__Material supplied__
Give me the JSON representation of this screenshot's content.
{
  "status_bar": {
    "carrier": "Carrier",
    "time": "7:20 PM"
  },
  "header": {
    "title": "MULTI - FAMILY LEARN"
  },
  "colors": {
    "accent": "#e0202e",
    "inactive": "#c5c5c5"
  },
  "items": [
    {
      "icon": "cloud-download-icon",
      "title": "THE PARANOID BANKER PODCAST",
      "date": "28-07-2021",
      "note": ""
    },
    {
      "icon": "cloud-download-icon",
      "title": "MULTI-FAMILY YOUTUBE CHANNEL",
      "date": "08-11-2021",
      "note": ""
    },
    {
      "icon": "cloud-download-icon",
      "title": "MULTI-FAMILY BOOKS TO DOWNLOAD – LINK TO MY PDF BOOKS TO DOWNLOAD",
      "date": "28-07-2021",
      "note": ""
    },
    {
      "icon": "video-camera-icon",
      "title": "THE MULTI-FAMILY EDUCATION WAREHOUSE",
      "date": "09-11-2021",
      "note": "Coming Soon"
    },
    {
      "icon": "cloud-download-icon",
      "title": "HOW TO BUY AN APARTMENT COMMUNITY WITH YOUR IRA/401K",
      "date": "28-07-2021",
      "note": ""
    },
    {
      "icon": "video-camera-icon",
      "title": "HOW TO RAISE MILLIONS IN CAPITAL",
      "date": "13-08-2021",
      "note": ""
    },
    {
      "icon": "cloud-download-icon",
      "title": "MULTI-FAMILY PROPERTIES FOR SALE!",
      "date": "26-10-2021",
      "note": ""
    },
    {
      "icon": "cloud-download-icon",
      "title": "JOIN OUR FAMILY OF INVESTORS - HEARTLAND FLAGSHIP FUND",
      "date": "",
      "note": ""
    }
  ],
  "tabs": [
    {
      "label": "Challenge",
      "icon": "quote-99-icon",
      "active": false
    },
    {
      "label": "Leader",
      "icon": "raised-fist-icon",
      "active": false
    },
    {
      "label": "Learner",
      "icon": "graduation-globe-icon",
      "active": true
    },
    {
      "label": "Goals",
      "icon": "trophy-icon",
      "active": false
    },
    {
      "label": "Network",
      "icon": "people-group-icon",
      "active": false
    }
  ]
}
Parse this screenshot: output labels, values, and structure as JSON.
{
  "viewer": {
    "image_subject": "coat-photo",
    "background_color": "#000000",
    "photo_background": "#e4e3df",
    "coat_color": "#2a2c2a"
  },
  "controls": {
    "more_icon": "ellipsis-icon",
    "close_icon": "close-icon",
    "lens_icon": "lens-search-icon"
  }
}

__Aim__
From the records above, pull out every line containing the word "date".

__Solution for this problem__
      "date": "28-07-2021",
      "date": "08-11-2021",
      "date": "28-07-2021",
      "date": "09-11-2021",
      "date": "28-07-2021",
      "date": "13-08-2021",
      "date": "26-10-2021",
      "date": "",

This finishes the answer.